== WHAT THE EXERCISE ASKS ==
Return the listing word for word, as given.

== INPUT FOR THIS TASK ==
:::::

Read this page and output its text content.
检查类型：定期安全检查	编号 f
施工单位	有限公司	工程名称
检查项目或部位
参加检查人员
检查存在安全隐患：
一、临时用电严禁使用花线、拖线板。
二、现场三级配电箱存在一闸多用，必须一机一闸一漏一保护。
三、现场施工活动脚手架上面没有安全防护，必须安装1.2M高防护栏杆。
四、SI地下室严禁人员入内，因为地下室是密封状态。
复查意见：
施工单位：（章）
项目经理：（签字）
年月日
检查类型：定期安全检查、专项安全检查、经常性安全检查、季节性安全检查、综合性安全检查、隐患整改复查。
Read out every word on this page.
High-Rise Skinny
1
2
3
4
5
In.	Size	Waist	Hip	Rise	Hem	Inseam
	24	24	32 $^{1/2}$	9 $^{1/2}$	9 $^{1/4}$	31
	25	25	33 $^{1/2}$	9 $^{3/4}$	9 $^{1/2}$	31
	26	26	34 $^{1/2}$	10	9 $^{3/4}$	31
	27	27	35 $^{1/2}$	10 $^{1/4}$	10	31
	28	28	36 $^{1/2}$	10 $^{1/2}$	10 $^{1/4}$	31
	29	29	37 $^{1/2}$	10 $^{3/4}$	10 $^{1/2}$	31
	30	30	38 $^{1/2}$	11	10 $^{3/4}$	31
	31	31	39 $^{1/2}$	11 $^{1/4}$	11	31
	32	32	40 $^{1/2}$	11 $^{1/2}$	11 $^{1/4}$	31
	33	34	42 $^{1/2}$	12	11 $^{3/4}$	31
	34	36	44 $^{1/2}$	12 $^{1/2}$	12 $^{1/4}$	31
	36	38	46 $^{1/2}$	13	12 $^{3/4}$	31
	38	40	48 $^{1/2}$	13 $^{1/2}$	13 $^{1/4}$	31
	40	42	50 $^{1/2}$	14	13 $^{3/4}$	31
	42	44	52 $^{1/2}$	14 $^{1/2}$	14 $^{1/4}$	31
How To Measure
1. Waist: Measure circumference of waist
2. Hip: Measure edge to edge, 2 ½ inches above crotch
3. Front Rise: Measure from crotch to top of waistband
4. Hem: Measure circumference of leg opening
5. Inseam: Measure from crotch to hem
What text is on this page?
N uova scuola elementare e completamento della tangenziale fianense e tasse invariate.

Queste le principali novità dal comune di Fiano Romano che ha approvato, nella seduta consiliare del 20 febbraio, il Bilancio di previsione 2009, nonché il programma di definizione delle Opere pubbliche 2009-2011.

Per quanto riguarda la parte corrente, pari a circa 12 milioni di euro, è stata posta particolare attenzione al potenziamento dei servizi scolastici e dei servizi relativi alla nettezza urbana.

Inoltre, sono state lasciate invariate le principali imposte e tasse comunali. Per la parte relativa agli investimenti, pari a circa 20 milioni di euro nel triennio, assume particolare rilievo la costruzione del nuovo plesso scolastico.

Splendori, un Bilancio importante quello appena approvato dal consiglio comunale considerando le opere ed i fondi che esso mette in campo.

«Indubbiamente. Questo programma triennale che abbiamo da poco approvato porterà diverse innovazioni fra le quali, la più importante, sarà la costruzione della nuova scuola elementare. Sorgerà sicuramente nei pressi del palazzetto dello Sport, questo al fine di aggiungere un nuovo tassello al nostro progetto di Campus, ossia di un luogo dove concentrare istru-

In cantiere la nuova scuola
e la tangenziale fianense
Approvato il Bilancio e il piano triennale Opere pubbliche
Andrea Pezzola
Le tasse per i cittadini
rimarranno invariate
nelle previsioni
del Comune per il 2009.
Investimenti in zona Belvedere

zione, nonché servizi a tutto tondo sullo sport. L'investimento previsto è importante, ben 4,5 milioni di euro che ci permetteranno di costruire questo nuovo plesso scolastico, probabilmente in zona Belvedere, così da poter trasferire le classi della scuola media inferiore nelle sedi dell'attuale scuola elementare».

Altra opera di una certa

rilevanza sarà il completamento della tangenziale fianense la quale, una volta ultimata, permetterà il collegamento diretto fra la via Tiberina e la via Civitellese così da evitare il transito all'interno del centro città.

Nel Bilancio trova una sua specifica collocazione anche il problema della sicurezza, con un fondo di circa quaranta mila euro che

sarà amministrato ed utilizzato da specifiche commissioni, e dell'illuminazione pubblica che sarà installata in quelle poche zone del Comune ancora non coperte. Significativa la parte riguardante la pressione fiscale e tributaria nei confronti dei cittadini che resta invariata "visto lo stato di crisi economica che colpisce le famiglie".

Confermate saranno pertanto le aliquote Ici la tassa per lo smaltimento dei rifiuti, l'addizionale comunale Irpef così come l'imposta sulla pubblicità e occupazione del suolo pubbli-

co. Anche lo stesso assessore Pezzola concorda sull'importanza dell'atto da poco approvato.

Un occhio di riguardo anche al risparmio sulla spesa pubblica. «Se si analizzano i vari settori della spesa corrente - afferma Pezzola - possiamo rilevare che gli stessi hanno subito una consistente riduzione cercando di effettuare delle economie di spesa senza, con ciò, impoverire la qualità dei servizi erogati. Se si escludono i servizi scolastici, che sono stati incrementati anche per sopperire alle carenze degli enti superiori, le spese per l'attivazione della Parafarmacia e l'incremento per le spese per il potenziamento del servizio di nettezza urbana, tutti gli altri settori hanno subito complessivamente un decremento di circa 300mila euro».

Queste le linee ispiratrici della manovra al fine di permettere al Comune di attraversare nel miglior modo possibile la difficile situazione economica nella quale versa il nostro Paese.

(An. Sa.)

:::::

== EXERCISE SOLUTION ==
Read this page and output its text content.
检查类型：定期安全检查	编号 f
施工单位	有限公司	工程名称
检查项目或部位
参加检查人员
检查存在安全隐患：
一、临时用电严禁使用花线、拖线板。
二、现场三级配电箱存在一闸多用，必须一机一闸一漏一保护。
三、现场施工活动脚手架上面没有安全防护，必须安装1.2M高防护栏杆。
四、SI地下室严禁人员入内，因为地下室是密封状态。
复查意见：
施工单位：（章）
项目经理：（签字）
年月日
检查类型：定期安全检查、专项安全检查、经常性安全检查、季节性安全检查、综合性安全检查、隐患整改复查。
Read out every word on this page.
High-Rise Skinny
1
2
3
4
5
In.	Size	Waist	Hip	Rise	Hem	Inseam
	24	24	32 $^{1/2}$	9 $^{1/2}$	9 $^{1/4}$	31
	25	25	33 $^{1/2}$	9 $^{3/4}$	9 $^{1/2}$	31
	26	26	34 $^{1/2}$	10	9 $^{3/4}$	31
	27	27	35 $^{1/2}$	10 $^{1/4}$	10	31
	28	28	36 $^{1/2}$	10 $^{1/2}$	10 $^{1/4}$	31
	29	29	37 $^{1/2}$	10 $^{3/4}$	10 $^{1/2}$	31
	30	30	38 $^{1/2}$	11	10 $^{3/4}$	31
	31	31	39 $^{1/2}$	11 $^{1/4}$	11	31
	32	32	40 $^{1/2}$	11 $^{1/2}$	11 $^{1/4}$	31
	33	34	42 $^{1/2}$	12	11 $^{3/4}$	31
	34	36	44 $^{1/2}$	12 $^{1/2}$	12 $^{1/4}$	31
	36	38	46 $^{1/2}$	13	12 $^{3/4}$	31
	38	40	48 $^{1/2}$	13 $^{1/2}$	13 $^{1/4}$	31
	40	42	50 $^{1/2}$	14	13 $^{3/4}$	31
	42	44	52 $^{1/2}$	14 $^{1/2}$	14 $^{1/4}$	31
How To Measure
1. Waist: Measure circumference of waist
2. Hip: Measure edge to edge, 2 ½ inches above crotch
3. Front Rise: Measure from crotch to top of waistband
4. Hem: Measure circumference of leg opening
5. Inseam: Measure from crotch to hem
What text is on this page?
N uova scuola elementare e completamento della tangenziale fianense e tasse invariate.

Queste le principali novità dal comune di Fiano Romano che ha approvato, nella seduta consiliare del 20 febbraio, il Bilancio di previsione 2009, nonché il programma di definizione delle Opere pubbliche 2009-2011.

Per quanto riguarda la parte corrente, pari a circa 12 milioni di euro, è stata posta particolare attenzione al potenziamento dei servizi scolastici e dei servizi relativi alla nettezza urbana.

Inoltre, sono state lasciate invariate le principali imposte e tasse comunali. Per la parte relativa agli investimenti, pari a circa 20 milioni di euro nel triennio, assume particolare rilievo la costruzione del nuovo plesso scolastico.

Splendori, un Bilancio importante quello appena approvato dal consiglio comunale considerando le opere ed i fondi che esso mette in campo.

«Indubbiamente. Questo programma triennale che abbiamo da poco approvato porterà diverse innovazioni fra le quali, la più importante, sarà la costruzione della nuova scuola elementare. Sorgerà sicuramente nei pressi del palazzetto dello Sport, questo al fine di aggiungere un nuovo tassello al nostro progetto di Campus, ossia di un luogo dove concentrare istru-

In cantiere la nuova scuola
e la tangenziale fianense
Approvato il Bilancio e il piano triennale Opere pubbliche
Andrea Pezzola
Le tasse per i cittadini
rimarranno invariate
nelle previsioni
del Comune per il 2009.
Investimenti in zona Belvedere

zione, nonché servizi a tutto tondo sullo sport. L'investimento previsto è importante, ben 4,5 milioni di euro che ci permetteranno di costruire questo nuovo plesso scolastico, probabilmente in zona Belvedere, così da poter trasferire le classi della scuola media inferiore nelle sedi dell'attuale scuola elementare».

Altra opera di una certa

rilevanza sarà il completamento della tangenziale fianense la quale, una volta ultimata, permetterà il collegamento diretto fra la via Tiberina e la via Civitellese così da evitare il transito all'interno del centro città.

Nel Bilancio trova una sua specifica collocazione anche il problema della sicurezza, con un fondo di circa quaranta mila euro che

sarà amministrato ed utilizzato da specifiche commissioni, e dell'illuminazione pubblica che sarà installata in quelle poche zone del Comune ancora non coperte. Significativa la parte riguardante la pressione fiscale e tributaria nei confronti dei cittadini che resta invariata "visto lo stato di crisi economica che colpisce le famiglie".

Confermate saranno pertanto le aliquote Ici la tassa per lo smaltimento dei rifiuti, l'addizionale comunale Irpef così come l'imposta sulla pubblicità e occupazione del suolo pubbli-

co. Anche lo stesso assessore Pezzola concorda sull'importanza dell'atto da poco approvato.

Un occhio di riguardo anche al risparmio sulla spesa pubblica. «Se si analizzano i vari settori della spesa corrente - afferma Pezzola - possiamo rilevare che gli stessi hanno subito una consistente riduzione cercando di effettuare delle economie di spesa senza, con ciò, impoverire la qualità dei servizi erogati. Se si escludono i servizi scolastici, che sono stati incrementati anche per sopperire alle carenze degli enti superiori, le spese per l'attivazione della Parafarmacia e l'incremento per le spese per il potenziamento del servizio di nettezza urbana, tutti gli altri settori hanno subito complessivamente un decremento di circa 300mila euro».

Queste le linee ispiratrici della manovra al fine di permettere al Comune di attraversare nel miglior modo possibile la difficile situazione economica nella quale versa il nostro Paese.

(An. Sa.)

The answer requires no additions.